*** Opening Records for processing ***

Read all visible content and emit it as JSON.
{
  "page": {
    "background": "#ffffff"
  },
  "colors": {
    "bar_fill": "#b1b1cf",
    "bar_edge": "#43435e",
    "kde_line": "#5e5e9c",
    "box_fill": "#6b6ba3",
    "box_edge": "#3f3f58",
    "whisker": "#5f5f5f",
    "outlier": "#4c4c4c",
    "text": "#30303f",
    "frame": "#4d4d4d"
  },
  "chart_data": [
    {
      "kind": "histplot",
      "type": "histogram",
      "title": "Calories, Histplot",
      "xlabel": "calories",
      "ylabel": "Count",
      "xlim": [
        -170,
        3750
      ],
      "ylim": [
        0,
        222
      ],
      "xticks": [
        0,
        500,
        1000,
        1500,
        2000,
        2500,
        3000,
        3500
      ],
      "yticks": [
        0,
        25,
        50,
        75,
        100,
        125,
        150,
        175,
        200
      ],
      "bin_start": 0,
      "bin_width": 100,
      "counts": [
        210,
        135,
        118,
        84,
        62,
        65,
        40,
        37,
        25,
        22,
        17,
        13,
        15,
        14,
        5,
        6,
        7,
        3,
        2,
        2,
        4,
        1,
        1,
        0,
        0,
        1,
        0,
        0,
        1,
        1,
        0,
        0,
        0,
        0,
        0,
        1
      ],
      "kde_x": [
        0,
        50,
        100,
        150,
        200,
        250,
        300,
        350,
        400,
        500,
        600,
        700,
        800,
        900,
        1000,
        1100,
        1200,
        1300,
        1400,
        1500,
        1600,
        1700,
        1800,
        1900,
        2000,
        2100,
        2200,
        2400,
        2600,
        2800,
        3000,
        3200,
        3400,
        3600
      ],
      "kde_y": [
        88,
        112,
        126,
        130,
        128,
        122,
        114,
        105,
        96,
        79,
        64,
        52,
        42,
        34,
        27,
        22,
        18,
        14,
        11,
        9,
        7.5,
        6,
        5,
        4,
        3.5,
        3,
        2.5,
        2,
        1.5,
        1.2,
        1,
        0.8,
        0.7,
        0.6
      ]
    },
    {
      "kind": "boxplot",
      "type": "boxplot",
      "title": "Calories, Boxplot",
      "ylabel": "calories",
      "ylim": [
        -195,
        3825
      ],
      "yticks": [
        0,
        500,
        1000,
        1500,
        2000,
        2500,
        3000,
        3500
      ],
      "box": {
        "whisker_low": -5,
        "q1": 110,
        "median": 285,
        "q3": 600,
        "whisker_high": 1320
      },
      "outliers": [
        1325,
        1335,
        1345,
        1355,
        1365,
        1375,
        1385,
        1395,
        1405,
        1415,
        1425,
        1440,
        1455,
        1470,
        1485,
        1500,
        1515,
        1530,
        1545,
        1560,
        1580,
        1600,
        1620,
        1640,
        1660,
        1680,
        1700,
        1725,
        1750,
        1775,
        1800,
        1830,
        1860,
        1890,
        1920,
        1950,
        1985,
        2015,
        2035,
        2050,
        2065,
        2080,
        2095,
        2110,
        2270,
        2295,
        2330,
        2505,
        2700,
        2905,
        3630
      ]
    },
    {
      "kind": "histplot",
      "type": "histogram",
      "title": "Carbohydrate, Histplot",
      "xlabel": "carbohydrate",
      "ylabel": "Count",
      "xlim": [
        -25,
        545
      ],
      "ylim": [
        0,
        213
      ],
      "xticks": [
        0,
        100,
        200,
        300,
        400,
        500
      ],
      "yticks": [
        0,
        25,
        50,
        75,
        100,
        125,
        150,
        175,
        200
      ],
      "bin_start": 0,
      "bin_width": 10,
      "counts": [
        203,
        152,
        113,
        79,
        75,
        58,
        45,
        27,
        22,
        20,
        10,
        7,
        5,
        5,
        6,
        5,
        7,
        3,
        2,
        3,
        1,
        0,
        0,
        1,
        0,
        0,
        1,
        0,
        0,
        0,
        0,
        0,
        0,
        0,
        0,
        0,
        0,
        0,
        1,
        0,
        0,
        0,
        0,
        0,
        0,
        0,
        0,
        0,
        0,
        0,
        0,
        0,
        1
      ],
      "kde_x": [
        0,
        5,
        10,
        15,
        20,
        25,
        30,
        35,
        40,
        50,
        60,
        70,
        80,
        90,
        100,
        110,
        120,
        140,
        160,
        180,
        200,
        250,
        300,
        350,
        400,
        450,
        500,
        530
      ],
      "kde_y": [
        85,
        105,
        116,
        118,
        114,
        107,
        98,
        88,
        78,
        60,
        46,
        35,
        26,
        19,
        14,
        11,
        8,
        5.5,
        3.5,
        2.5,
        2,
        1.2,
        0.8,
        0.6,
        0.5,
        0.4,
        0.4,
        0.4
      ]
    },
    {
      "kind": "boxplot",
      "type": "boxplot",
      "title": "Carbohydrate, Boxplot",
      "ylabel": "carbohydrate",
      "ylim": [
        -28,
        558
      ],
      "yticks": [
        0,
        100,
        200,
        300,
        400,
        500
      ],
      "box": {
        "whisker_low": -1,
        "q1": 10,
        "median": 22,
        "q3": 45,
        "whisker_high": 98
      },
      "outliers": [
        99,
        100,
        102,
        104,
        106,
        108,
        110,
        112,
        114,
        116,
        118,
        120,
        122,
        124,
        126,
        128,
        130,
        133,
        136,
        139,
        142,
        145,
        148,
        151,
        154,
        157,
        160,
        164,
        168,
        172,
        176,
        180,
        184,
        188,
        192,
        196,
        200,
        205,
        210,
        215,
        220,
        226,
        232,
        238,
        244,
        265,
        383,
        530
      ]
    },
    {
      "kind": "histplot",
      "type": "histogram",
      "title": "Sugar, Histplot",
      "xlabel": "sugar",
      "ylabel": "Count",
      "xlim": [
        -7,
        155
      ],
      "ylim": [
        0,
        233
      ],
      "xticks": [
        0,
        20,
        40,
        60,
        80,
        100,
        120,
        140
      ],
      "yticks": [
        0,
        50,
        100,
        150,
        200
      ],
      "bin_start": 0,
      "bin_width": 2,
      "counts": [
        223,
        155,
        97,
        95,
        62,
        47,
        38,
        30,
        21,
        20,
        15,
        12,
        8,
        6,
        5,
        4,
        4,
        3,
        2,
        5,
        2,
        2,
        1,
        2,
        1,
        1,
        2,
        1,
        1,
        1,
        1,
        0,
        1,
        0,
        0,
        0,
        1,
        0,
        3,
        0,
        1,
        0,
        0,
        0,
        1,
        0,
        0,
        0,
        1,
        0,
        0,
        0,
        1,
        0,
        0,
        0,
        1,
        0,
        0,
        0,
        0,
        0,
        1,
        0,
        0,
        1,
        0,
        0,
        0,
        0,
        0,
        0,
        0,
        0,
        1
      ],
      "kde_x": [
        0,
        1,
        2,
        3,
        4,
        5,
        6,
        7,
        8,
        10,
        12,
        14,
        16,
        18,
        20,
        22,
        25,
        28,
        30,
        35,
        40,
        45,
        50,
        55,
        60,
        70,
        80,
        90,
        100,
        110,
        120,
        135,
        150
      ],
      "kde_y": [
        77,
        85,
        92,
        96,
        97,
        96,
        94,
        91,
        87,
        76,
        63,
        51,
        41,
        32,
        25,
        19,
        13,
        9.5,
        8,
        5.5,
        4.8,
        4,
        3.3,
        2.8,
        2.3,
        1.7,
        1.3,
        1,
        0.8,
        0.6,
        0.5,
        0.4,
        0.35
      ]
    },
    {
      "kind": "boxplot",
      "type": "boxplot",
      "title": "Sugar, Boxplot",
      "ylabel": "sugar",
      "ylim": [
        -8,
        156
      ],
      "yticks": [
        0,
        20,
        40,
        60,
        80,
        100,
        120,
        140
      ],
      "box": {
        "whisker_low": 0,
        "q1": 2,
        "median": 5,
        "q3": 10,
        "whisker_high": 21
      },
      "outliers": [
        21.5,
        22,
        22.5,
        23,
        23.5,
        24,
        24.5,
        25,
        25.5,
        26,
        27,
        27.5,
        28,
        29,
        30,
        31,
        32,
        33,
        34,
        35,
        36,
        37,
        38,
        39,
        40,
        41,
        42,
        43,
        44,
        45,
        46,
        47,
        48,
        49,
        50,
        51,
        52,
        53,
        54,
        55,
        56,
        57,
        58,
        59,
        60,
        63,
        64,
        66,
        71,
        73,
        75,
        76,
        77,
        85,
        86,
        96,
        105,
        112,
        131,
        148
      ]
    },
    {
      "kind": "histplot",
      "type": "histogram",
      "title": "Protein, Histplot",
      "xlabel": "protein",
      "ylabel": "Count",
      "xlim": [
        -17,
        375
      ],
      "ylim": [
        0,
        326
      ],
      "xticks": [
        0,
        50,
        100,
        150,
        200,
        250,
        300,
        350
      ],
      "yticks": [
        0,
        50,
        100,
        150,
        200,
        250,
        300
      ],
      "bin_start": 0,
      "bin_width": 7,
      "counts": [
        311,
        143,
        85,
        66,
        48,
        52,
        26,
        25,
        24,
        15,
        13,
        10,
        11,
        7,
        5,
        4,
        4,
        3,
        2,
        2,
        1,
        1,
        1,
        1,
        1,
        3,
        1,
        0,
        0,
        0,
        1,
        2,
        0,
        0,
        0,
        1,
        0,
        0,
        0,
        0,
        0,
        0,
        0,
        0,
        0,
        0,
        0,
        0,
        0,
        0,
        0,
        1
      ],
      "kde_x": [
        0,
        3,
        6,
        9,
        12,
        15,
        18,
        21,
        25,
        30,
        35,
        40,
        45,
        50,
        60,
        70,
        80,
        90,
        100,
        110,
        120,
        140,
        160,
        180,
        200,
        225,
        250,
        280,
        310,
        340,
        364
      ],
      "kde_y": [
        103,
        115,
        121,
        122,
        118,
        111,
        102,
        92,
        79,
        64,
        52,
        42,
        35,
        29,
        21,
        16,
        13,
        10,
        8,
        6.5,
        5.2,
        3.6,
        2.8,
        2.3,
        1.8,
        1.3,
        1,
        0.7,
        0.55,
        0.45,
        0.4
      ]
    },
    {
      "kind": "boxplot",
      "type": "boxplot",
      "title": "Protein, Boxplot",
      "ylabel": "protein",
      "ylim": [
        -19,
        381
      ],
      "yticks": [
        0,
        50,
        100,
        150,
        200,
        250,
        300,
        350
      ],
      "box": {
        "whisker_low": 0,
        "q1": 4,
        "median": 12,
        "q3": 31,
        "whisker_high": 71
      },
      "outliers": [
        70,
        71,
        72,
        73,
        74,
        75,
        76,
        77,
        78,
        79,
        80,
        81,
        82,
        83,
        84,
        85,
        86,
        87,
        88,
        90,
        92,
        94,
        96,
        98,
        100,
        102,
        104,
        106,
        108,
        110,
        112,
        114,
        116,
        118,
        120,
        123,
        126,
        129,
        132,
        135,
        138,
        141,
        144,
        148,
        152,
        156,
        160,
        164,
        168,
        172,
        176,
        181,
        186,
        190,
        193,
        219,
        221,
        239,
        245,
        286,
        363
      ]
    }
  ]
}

*** Closing Records for processing ***

Show every line above in which the word "xlabel" occurs.

      "xlabel": "calories",
      "xlabel": "carbohydrate",
      "xlabel": "sugar",
      "xlabel": "protein",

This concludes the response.